▶ PROVIDED DATA:
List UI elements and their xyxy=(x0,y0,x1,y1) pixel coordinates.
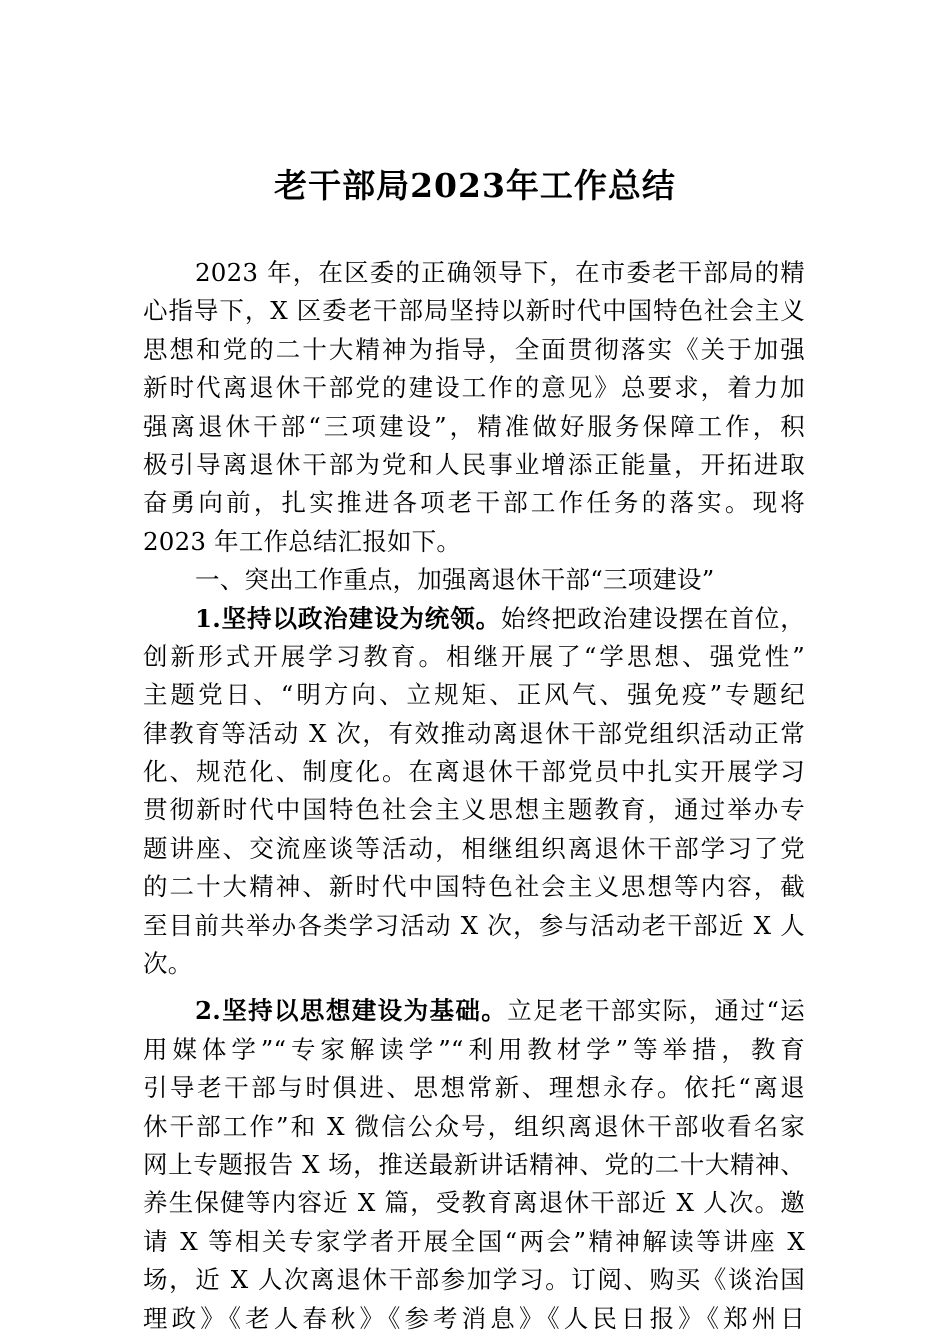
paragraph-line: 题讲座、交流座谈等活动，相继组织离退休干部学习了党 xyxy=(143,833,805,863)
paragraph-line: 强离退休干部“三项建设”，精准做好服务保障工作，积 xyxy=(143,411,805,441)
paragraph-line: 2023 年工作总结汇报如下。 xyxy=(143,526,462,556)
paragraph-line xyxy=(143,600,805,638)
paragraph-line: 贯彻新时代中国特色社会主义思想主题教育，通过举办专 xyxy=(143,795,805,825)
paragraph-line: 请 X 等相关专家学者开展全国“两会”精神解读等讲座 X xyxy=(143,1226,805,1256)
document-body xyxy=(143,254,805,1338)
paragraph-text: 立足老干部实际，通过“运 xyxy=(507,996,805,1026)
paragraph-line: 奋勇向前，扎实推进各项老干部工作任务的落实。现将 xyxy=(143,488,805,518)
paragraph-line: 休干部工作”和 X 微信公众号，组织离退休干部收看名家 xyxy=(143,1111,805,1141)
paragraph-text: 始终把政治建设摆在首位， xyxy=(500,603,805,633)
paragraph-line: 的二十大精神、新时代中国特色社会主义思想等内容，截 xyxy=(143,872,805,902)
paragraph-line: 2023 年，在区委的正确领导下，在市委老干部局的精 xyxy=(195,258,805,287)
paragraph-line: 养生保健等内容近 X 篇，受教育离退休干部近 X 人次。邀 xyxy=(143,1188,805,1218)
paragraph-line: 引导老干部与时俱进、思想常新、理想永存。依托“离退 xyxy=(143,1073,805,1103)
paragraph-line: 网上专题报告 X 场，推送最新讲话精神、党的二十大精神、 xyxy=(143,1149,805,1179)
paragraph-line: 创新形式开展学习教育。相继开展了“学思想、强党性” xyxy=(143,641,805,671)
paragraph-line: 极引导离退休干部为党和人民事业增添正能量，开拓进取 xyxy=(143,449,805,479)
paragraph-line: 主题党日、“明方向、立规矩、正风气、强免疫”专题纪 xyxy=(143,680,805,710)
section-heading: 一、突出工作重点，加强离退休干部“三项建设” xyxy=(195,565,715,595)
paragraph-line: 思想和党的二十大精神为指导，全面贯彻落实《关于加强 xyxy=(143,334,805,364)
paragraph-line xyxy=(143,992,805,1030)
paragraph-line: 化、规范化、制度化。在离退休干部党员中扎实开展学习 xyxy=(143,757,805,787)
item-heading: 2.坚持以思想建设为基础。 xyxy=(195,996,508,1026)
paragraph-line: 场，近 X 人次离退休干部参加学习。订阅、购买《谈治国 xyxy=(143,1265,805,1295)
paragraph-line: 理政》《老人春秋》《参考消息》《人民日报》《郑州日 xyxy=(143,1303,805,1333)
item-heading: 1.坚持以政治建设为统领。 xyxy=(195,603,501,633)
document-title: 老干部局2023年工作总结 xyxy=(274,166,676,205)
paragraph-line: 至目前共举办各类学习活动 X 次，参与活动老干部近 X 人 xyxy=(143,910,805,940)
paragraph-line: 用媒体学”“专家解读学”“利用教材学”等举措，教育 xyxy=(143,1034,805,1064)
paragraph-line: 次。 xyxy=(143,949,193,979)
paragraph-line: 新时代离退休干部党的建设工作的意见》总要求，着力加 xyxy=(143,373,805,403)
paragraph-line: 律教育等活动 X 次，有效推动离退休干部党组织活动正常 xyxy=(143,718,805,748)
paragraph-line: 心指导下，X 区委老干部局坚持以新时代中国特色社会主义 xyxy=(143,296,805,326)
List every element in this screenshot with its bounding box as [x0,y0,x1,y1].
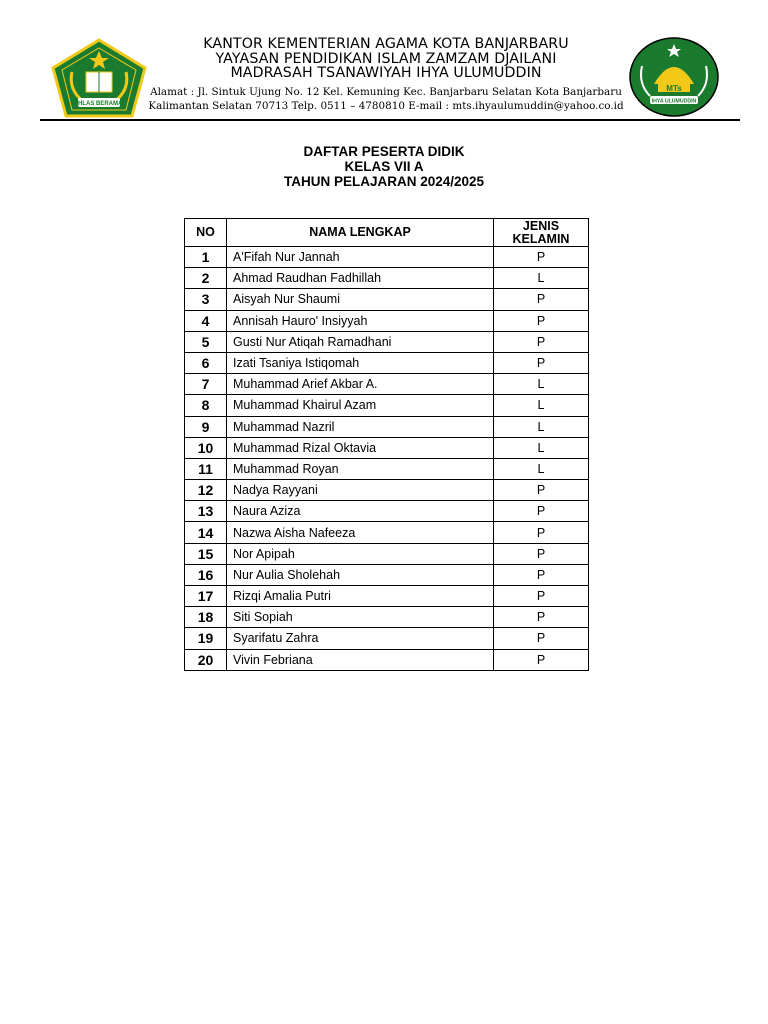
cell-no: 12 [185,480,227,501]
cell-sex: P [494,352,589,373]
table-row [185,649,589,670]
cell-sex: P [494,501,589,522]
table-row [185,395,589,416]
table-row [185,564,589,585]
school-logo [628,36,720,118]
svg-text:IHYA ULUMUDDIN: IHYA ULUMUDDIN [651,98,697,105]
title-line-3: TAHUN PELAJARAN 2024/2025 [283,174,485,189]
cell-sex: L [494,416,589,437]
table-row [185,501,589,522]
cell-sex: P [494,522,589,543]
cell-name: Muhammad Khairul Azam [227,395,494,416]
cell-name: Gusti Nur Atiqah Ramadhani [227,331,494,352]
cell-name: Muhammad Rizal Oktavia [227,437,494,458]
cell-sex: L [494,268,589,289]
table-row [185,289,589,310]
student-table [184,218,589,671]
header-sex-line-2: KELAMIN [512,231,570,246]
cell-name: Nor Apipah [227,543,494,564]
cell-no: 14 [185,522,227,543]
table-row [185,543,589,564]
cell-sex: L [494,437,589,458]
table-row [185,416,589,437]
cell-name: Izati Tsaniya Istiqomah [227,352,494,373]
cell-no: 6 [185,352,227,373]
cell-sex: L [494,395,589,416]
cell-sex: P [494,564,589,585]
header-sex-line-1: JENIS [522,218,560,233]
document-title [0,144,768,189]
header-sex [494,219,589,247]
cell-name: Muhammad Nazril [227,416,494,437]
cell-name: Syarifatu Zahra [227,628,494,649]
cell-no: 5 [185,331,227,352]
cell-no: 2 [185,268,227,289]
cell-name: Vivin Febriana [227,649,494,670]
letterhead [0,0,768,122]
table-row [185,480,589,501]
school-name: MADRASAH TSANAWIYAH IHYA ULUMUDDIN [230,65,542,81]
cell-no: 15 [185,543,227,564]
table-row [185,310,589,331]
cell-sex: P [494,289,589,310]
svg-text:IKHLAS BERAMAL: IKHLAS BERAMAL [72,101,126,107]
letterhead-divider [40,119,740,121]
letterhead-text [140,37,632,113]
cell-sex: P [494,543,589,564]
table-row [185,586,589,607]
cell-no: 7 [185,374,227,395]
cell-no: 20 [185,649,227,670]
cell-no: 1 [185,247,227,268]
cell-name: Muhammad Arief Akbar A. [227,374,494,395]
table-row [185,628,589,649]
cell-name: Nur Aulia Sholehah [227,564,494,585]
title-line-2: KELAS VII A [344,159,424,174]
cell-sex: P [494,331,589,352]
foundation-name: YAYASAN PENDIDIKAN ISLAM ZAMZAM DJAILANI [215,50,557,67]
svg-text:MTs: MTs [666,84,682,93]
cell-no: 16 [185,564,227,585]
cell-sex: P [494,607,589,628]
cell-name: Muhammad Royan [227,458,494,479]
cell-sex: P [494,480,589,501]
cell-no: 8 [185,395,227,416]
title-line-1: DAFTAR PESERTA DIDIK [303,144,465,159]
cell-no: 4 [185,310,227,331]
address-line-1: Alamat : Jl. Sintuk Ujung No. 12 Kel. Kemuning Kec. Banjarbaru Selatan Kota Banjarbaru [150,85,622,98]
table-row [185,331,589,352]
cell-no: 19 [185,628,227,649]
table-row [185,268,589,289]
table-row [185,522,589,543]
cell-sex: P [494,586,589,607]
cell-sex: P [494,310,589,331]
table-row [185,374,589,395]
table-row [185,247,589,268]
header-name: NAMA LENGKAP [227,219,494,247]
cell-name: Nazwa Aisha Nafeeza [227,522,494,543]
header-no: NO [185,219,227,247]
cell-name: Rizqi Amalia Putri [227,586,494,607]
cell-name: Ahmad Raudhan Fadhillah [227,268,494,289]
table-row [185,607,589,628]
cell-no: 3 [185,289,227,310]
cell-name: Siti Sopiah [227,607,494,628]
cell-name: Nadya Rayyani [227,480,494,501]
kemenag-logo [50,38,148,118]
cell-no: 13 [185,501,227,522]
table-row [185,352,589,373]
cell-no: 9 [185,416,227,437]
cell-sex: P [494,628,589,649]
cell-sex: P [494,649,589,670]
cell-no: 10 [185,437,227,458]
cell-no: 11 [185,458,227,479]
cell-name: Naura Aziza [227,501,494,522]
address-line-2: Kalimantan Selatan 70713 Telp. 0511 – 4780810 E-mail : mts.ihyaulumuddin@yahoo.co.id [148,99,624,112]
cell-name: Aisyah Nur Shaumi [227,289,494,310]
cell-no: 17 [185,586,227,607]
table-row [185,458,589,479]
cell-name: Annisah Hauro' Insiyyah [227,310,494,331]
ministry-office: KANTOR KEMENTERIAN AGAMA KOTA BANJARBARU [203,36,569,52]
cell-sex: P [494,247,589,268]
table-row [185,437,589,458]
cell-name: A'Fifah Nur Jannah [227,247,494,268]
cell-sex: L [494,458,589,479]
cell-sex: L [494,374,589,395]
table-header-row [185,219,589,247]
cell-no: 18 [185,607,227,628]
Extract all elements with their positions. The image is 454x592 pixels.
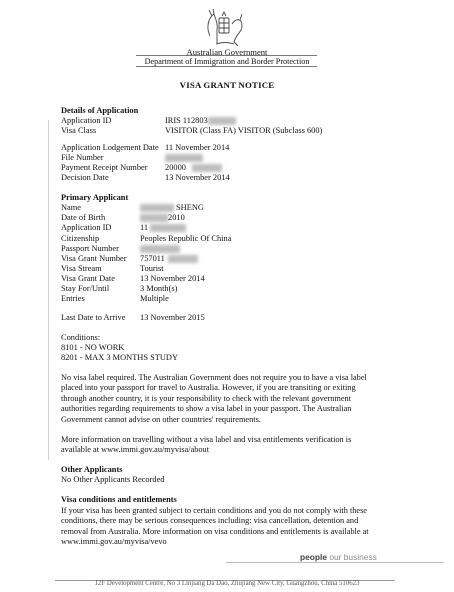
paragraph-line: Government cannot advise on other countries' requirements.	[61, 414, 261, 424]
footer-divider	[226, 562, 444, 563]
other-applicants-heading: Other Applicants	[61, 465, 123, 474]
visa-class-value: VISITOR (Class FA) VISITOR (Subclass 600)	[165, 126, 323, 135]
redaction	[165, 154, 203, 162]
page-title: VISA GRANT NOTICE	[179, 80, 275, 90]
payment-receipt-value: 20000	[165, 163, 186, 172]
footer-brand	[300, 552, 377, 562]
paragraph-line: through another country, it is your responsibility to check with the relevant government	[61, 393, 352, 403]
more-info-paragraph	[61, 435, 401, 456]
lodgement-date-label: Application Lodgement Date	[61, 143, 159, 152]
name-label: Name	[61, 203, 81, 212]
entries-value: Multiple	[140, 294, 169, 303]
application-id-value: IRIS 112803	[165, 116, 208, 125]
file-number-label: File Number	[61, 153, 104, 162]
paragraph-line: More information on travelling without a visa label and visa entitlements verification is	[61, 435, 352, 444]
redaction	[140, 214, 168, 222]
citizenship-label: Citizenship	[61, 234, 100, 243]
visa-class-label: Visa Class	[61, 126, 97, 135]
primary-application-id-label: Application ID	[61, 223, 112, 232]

▶ STATED GOAL: Repeat the rows starting at the line containing "paragraph-line: Government cannot" and stopping after the line containing "203, 81, 212]".

▶ FINAL ANSWER:
paragraph-line: Government cannot advise on other countries' requirements.	[61, 414, 261, 424]
footer-divider	[226, 562, 444, 563]
other-applicants-heading: Other Applicants	[61, 465, 123, 474]
visa-class-value: VISITOR (Class FA) VISITOR (Subclass 600)	[165, 126, 323, 135]
redaction	[165, 154, 203, 162]
page-title: VISA GRANT NOTICE	[179, 80, 275, 90]
payment-receipt-value: 20000	[165, 163, 186, 172]
footer-brand	[300, 552, 377, 562]
paragraph-line: through another country, it is your responsibility to check with the relevant government	[61, 393, 352, 403]
more-info-paragraph	[61, 435, 401, 456]
lodgement-date-label: Application Lodgement Date	[61, 143, 159, 152]
name-label: Name	[61, 203, 81, 212]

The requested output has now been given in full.